Problem statement: Return each entry exactly, omitting nothing.

Provided data:
····················
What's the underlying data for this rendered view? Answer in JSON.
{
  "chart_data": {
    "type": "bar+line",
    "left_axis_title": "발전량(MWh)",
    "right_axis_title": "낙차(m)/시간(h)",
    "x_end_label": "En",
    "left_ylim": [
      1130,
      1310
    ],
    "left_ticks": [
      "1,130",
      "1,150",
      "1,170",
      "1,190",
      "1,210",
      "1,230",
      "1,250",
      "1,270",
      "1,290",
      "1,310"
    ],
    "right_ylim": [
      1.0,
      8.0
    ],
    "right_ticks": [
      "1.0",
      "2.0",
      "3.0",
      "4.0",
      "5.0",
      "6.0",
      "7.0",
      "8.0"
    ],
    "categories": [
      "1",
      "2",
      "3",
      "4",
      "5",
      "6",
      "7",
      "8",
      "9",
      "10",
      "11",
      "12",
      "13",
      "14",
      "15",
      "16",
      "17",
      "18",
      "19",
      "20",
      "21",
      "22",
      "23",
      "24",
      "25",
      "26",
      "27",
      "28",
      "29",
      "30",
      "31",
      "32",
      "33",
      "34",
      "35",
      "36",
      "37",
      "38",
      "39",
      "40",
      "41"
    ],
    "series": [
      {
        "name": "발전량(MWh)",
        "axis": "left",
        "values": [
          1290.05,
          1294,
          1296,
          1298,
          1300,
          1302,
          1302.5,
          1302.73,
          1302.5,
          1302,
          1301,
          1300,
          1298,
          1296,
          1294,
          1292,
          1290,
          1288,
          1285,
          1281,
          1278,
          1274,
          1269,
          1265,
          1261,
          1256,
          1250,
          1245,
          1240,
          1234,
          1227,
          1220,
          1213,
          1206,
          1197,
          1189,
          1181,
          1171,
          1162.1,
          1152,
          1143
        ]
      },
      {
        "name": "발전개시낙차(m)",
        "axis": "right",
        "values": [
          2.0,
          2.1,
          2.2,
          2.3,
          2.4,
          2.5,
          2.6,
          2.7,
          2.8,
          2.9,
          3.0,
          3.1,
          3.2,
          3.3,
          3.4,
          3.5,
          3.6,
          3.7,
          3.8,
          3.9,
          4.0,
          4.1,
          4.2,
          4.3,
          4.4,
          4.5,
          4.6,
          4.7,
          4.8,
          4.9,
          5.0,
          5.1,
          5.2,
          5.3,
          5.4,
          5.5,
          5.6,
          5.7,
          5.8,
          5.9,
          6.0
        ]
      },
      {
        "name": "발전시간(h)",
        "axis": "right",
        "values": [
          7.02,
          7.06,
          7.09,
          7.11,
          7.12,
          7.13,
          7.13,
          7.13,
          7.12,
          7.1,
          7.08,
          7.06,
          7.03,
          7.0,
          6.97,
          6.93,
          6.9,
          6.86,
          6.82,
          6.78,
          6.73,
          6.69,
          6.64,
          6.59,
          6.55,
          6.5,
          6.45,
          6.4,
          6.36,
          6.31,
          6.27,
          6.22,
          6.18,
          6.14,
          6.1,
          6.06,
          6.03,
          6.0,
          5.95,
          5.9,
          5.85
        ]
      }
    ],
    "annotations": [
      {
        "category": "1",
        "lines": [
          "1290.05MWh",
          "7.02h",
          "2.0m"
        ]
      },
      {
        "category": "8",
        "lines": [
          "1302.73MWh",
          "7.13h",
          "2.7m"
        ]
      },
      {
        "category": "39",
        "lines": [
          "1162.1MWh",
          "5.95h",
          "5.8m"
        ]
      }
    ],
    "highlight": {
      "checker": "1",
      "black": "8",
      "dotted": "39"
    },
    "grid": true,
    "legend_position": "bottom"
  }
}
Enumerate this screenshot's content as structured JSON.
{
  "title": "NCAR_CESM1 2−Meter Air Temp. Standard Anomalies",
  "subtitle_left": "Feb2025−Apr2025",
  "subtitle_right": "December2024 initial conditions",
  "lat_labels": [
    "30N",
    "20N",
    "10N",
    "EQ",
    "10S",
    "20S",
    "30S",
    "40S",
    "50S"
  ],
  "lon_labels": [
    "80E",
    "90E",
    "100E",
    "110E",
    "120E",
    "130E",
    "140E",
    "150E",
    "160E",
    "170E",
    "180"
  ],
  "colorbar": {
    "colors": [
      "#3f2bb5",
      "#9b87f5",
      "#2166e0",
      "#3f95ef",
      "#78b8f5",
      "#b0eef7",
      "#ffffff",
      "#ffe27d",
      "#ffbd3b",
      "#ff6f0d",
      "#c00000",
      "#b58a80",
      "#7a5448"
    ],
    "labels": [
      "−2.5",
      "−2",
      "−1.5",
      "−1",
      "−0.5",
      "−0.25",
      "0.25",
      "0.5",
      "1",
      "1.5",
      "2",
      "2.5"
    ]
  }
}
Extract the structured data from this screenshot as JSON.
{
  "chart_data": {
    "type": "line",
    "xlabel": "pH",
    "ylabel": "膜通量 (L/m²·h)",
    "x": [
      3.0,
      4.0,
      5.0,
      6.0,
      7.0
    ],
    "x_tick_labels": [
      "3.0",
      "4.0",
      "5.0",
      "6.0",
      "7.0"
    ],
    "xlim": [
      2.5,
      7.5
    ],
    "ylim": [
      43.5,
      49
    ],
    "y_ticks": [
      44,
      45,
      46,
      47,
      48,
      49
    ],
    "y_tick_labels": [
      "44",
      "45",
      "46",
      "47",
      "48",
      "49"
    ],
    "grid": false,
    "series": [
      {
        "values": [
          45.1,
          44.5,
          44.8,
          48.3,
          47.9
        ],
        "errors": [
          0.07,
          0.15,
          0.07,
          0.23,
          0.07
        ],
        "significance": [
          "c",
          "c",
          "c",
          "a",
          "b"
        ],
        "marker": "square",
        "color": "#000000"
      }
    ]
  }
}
····················
Reply:
What's the underlying data for this rendered view? Answer in JSON.
{
  "chart_data": {
    "type": "bar+line",
    "left_axis_title": "발전량(MWh)",
    "right_axis_title": "낙차(m)/시간(h)",
    "x_end_label": "En",
    "left_ylim": [
      1130,
      1310
    ],
    "left_ticks": [
      "1,130",
      "1,150",
      "1,170",
      "1,190",
      "1,210",
      "1,230",
      "1,250",
      "1,270",
      "1,290",
      "1,310"
    ],
    "right_ylim": [
      1.0,
      8.0
    ],
    "right_ticks": [
      "1.0",
      "2.0",
      "3.0",
      "4.0",
      "5.0",
      "6.0",
      "7.0",
      "8.0"
    ],
    "categories": [
      "1",
      "2",
      "3",
      "4",
      "5",
      "6",
      "7",
      "8",
      "9",
      "10",
      "11",
      "12",
      "13",
      "14",
      "15",
      "16",
      "17",
      "18",
      "19",
      "20",
      "21",
      "22",
      "23",
      "24",
      "25",
      "26",
      "27",
      "28",
      "29",
      "30",
      "31",
      "32",
      "33",
      "34",
      "35",
      "36",
      "37",
      "38",
      "39",
      "40",
      "41"
    ],
    "series": [
      {
        "name": "발전량(MWh)",
        "axis": "left",
        "values": [
          1290.05,
          1294,
          1296,
          1298,
          1300,
          1302,
          1302.5,
          1302.73,
          1302.5,
          1302,
          1301,
          1300,
          1298,
          1296,
          1294,
          1292,
          1290,
          1288,
          1285,
          1281,
          1278,
          1274,
          1269,
          1265,
          1261,
          1256,
          1250,
          1245,
          1240,
          1234,
          1227,
          1220,
          1213,
          1206,
          1197,
          1189,
          1181,
          1171,
          1162.1,
          1152,
          1143
        ]
      },
      {
        "name": "발전개시낙차(m)",
        "axis": "right",
        "values": [
          2.0,
          2.1,
          2.2,
          2.3,
          2.4,
          2.5,
          2.6,
          2.7,
          2.8,
          2.9,
          3.0,
          3.1,
          3.2,
          3.3,
          3.4,
          3.5,
          3.6,
          3.7,
          3.8,
          3.9,
          4.0,
          4.1,
          4.2,
          4.3,
          4.4,
          4.5,
          4.6,
          4.7,
          4.8,
          4.9,
          5.0,
          5.1,
          5.2,
          5.3,
          5.4,
          5.5,
          5.6,
          5.7,
          5.8,
          5.9,
          6.0
        ]
      },
      {
        "name": "발전시간(h)",
        "axis": "right",
        "values": [
          7.02,
          7.06,
          7.09,
          7.11,
          7.12,
          7.13,
          7.13,
          7.13,
          7.12,
          7.1,
          7.08,
          7.06,
          7.03,
          7.0,
          6.97,
          6.93,
          6.9,
          6.86,
          6.82,
          6.78,
          6.73,
          6.69,
          6.64,
          6.59,
          6.55,
          6.5,
          6.45,
          6.4,
          6.36,
          6.31,
          6.27,
          6.22,
          6.18,
          6.14,
          6.1,
          6.06,
          6.03,
          6.0,
          5.95,
          5.9,
          5.85
        ]
      }
    ],
    "annotations": [
      {
        "category": "1",
        "lines": [
          "1290.05MWh",
          "7.02h",
          "2.0m"
        ]
      },
      {
        "category": "8",
        "lines": [
          "1302.73MWh",
          "7.13h",
          "2.7m"
        ]
      },
      {
        "category": "39",
        "lines": [
          "1162.1MWh",
          "5.95h",
          "5.8m"
        ]
      }
    ],
    "highlight": {
      "checker": "1",
      "black": "8",
      "dotted": "39"
    },
    "grid": true,
    "legend_position": "bottom"
  }
}
Enumerate this screenshot's content as structured JSON.
{
  "title": "NCAR_CESM1 2−Meter Air Temp. Standard Anomalies",
  "subtitle_left": "Feb2025−Apr2025",
  "subtitle_right": "December2024 initial conditions",
  "lat_labels": [
    "30N",
    "20N",
    "10N",
    "EQ",
    "10S",
    "20S",
    "30S",
    "40S",
    "50S"
  ],
  "lon_labels": [
    "80E",
    "90E",
    "100E",
    "110E",
    "120E",
    "130E",
    "140E",
    "150E",
    "160E",
    "170E",
    "180"
  ],
  "colorbar": {
    "colors": [
      "#3f2bb5",
      "#9b87f5",
      "#2166e0",
      "#3f95ef",
      "#78b8f5",
      "#b0eef7",
      "#ffffff",
      "#ffe27d",
      "#ffbd3b",
      "#ff6f0d",
      "#c00000",
      "#b58a80",
      "#7a5448"
    ],
    "labels": [
      "−2.5",
      "−2",
      "−1.5",
      "−1",
      "−0.5",
      "−0.25",
      "0.25",
      "0.5",
      "1",
      "1.5",
      "2",
      "2.5"
    ]
  }
}
Extract the structured data from this screenshot as JSON.
{
  "chart_data": {
    "type": "line",
    "xlabel": "pH",
    "ylabel": "膜通量 (L/m²·h)",
    "x": [
      3.0,
      4.0,
      5.0,
      6.0,
      7.0
    ],
    "x_tick_labels": [
      "3.0",
      "4.0",
      "5.0",
      "6.0",
      "7.0"
    ],
    "xlim": [
      2.5,
      7.5
    ],
    "ylim": [
      43.5,
      49
    ],
    "y_ticks": [
      44,
      45,
      46,
      47,
      48,
      49
    ],
    "y_tick_labels": [
      "44",
      "45",
      "46",
      "47",
      "48",
      "49"
    ],
    "grid": false,
    "series": [
      {
        "values": [
          45.1,
          44.5,
          44.8,
          48.3,
          47.9
        ],
        "errors": [
          0.07,
          0.15,
          0.07,
          0.23,
          0.07
        ],
        "significance": [
          "c",
          "c",
          "c",
          "a",
          "b"
        ],
        "marker": "square",
        "color": "#000000"
      }
    ]
  }
}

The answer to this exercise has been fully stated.